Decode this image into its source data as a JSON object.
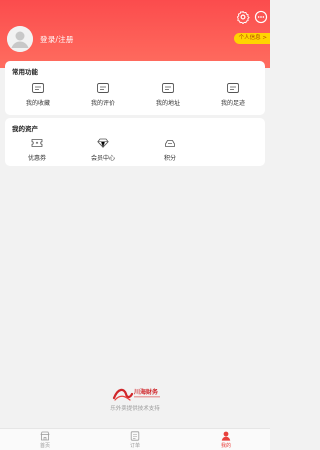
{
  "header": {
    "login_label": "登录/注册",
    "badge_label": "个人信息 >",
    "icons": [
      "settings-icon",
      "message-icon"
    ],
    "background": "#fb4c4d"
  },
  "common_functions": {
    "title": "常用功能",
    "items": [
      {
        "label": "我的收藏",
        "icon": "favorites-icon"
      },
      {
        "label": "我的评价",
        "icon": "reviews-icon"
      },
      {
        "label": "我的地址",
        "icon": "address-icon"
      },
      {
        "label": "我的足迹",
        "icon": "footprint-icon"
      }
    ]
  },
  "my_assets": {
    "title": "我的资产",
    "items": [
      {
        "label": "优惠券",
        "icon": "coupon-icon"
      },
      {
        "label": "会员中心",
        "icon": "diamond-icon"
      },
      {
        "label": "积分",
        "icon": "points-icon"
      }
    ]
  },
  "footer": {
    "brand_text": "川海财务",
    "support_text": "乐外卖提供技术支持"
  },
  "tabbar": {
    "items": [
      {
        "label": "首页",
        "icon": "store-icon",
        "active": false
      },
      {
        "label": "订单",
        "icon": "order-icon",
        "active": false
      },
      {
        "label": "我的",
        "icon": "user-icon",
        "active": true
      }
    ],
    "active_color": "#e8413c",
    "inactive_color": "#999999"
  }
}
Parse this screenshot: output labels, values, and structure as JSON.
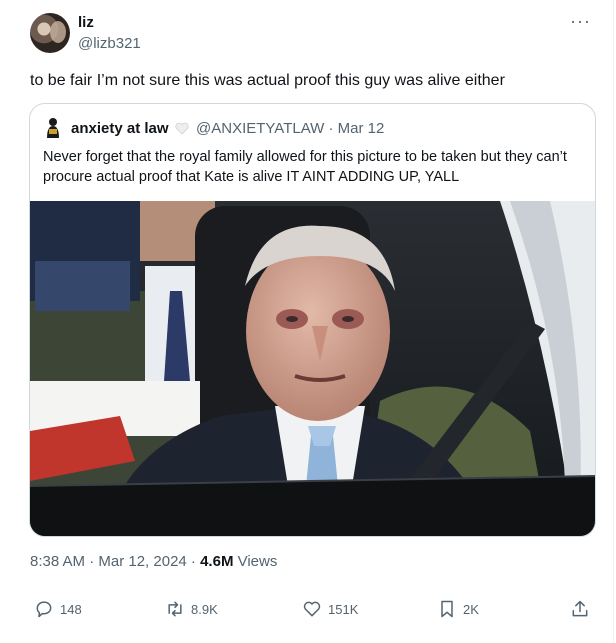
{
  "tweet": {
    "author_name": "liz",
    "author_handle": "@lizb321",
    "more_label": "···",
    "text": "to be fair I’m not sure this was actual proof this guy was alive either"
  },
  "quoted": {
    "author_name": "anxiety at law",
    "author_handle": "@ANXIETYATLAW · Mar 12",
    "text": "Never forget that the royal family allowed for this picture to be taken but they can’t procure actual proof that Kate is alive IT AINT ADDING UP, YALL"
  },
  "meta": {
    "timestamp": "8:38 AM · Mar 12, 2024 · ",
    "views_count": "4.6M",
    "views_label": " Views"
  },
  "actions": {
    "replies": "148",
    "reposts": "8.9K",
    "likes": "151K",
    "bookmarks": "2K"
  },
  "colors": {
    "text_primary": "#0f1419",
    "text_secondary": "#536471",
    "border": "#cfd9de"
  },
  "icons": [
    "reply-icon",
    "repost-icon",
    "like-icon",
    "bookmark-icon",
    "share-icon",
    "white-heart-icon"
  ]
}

EXERCISE GOAL: Write out the records above exactly as they stand, leaving out every picture.

COMPLETE ANSWER:
Decode this image into its source data as a JSON object.
{
  "header": {
    "login_label": "登录/注册",
    "badge_label": "个人信息 >",
    "icons": [
      "settings-icon",
      "message-icon"
    ],
    "background": "#fb4c4d"
  },
  "common_functions": {
    "title": "常用功能",
    "items": [
      {
        "label": "我的收藏",
        "icon": "favorites-icon"
      },
      {
        "label": "我的评价",
        "icon": "reviews-icon"
      },
      {
        "label": "我的地址",
        "icon": "address-icon"
      },
      {
        "label": "我的足迹",
        "icon": "footprint-icon"
      }
    ]
  },
  "my_assets": {
    "title": "我的资产",
    "items": [
      {
        "label": "优惠券",
        "icon": "coupon-icon"
      },
      {
        "label": "会员中心",
        "icon": "diamond-icon"
      },
      {
        "label": "积分",
        "icon": "points-icon"
      }
    ]
  },
  "footer": {
    "brand_text": "川海财务",
    "support_text": "乐外卖提供技术支持"
  },
  "tabbar": {
    "items": [
      {
        "label": "首页",
        "icon": "store-icon",
        "active": false
      },
      {
        "label": "订单",
        "icon": "order-icon",
        "active": false
      },
      {
        "label": "我的",
        "icon": "user-icon",
        "active": true
      }
    ],
    "active_color": "#e8413c",
    "inactive_color": "#999999"
  }
}
Parse this screenshot: output labels, values, and structure as JSON.
{
  "tweet": {
    "author_name": "liz",
    "author_handle": "@lizb321",
    "more_label": "···",
    "text": "to be fair I’m not sure this was actual proof this guy was alive either"
  },
  "quoted": {
    "author_name": "anxiety at law",
    "author_handle": "@ANXIETYATLAW · Mar 12",
    "text": "Never forget that the royal family allowed for this picture to be taken but they can’t procure actual proof that Kate is alive IT AINT ADDING UP, YALL"
  },
  "meta": {
    "timestamp": "8:38 AM · Mar 12, 2024 · ",
    "views_count": "4.6M",
    "views_label": " Views"
  },
  "actions": {
    "replies": "148",
    "reposts": "8.9K",
    "likes": "151K",
    "bookmarks": "2K"
  },
  "colors": {
    "text_primary": "#0f1419",
    "text_secondary": "#536471",
    "border": "#cfd9de"
  },
  "icons": [
    "reply-icon",
    "repost-icon",
    "like-icon",
    "bookmark-icon",
    "share-icon",
    "white-heart-icon"
  ]
}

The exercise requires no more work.